- [GIVEN REQUEST] Copy without any change every line from the first one down to and including the line that contains "bar-2 <box>447 675 826 776</box>".

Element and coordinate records
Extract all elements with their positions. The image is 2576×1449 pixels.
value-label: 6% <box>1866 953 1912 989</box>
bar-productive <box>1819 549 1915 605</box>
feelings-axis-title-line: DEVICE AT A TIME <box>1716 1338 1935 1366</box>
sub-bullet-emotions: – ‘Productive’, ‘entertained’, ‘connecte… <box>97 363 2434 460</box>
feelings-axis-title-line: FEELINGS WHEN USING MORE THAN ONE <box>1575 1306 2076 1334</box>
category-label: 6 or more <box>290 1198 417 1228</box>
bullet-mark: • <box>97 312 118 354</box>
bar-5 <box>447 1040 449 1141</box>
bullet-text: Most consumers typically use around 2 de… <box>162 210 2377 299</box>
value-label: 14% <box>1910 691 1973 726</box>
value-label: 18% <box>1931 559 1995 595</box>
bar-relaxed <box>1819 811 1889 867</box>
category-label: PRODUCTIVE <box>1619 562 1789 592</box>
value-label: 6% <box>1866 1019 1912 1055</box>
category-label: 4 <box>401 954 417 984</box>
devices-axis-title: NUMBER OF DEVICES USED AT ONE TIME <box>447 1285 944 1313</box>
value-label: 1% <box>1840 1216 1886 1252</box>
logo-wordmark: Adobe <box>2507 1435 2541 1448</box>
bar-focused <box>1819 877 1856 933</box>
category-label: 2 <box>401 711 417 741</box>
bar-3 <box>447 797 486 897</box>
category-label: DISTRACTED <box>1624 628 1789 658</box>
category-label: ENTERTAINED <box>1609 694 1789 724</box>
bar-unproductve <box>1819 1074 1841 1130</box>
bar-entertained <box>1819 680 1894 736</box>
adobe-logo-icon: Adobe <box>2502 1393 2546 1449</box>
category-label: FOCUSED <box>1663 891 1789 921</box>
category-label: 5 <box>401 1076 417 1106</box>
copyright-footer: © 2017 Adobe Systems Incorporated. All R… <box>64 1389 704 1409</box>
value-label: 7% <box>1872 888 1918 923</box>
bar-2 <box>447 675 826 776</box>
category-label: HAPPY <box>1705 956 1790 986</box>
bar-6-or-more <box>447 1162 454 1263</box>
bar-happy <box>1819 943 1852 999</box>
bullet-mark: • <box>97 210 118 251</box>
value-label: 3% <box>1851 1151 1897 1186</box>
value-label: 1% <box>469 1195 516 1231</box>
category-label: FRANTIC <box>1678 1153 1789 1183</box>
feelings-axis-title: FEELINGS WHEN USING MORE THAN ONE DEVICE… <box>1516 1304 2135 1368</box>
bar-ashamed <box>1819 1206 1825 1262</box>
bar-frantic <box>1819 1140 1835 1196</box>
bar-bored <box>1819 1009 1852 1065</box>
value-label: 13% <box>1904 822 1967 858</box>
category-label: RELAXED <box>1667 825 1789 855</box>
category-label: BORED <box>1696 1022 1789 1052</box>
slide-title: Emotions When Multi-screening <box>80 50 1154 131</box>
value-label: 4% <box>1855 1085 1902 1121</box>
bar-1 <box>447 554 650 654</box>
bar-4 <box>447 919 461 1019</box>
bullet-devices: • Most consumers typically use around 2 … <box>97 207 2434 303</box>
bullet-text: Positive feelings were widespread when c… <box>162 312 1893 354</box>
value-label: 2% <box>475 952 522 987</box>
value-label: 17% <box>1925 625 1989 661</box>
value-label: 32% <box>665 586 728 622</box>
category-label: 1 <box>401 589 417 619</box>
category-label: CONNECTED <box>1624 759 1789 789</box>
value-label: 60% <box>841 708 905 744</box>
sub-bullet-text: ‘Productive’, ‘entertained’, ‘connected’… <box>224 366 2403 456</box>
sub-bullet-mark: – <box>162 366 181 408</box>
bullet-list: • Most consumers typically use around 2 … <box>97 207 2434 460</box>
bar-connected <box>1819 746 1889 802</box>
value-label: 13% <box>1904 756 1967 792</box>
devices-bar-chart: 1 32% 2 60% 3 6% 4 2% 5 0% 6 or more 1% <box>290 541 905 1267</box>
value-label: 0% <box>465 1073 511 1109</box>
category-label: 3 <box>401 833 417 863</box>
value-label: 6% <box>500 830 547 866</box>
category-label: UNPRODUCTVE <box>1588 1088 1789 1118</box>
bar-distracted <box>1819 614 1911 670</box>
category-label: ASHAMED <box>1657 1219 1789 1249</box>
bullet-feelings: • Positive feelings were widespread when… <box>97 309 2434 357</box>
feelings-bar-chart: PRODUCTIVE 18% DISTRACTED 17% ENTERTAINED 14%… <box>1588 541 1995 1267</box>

- [TASK SOLUTION]
Extract all elements with their positions. The image is 2576×1449 pixels.
value-label: 6% <box>1866 953 1912 989</box>
bar-productive <box>1819 549 1915 605</box>
feelings-axis-title-line: DEVICE AT A TIME <box>1716 1338 1935 1366</box>
sub-bullet-emotions: – ‘Productive’, ‘entertained’, ‘connecte… <box>97 363 2434 460</box>
feelings-axis-title-line: FEELINGS WHEN USING MORE THAN ONE <box>1575 1306 2076 1334</box>
category-label: 6 or more <box>290 1198 417 1228</box>
bullet-mark: • <box>97 312 118 354</box>
bar-5 <box>447 1040 449 1141</box>
bullet-text: Most consumers typically use around 2 de… <box>162 210 2377 299</box>
value-label: 14% <box>1910 691 1973 726</box>
value-label: 18% <box>1931 559 1995 595</box>
bar-relaxed <box>1819 811 1889 867</box>
category-label: PRODUCTIVE <box>1619 562 1789 592</box>
value-label: 6% <box>1866 1019 1912 1055</box>
category-label: 4 <box>401 954 417 984</box>
devices-axis-title: NUMBER OF DEVICES USED AT ONE TIME <box>447 1285 944 1313</box>
value-label: 1% <box>1840 1216 1886 1252</box>
logo-wordmark: Adobe <box>2507 1435 2541 1448</box>
bar-focused <box>1819 877 1856 933</box>
category-label: 2 <box>401 711 417 741</box>
bar-3 <box>447 797 486 897</box>
category-label: DISTRACTED <box>1624 628 1789 658</box>
category-label: ENTERTAINED <box>1609 694 1789 724</box>
bar-unproductve <box>1819 1074 1841 1130</box>
bar-entertained <box>1819 680 1894 736</box>
adobe-logo-icon: Adobe <box>2502 1393 2546 1449</box>
category-label: FOCUSED <box>1663 891 1789 921</box>
category-label: 5 <box>401 1076 417 1106</box>
copyright-footer: © 2017 Adobe Systems Incorporated. All R… <box>64 1389 704 1409</box>
value-label: 7% <box>1872 888 1918 923</box>
bar-2 <box>447 675 826 776</box>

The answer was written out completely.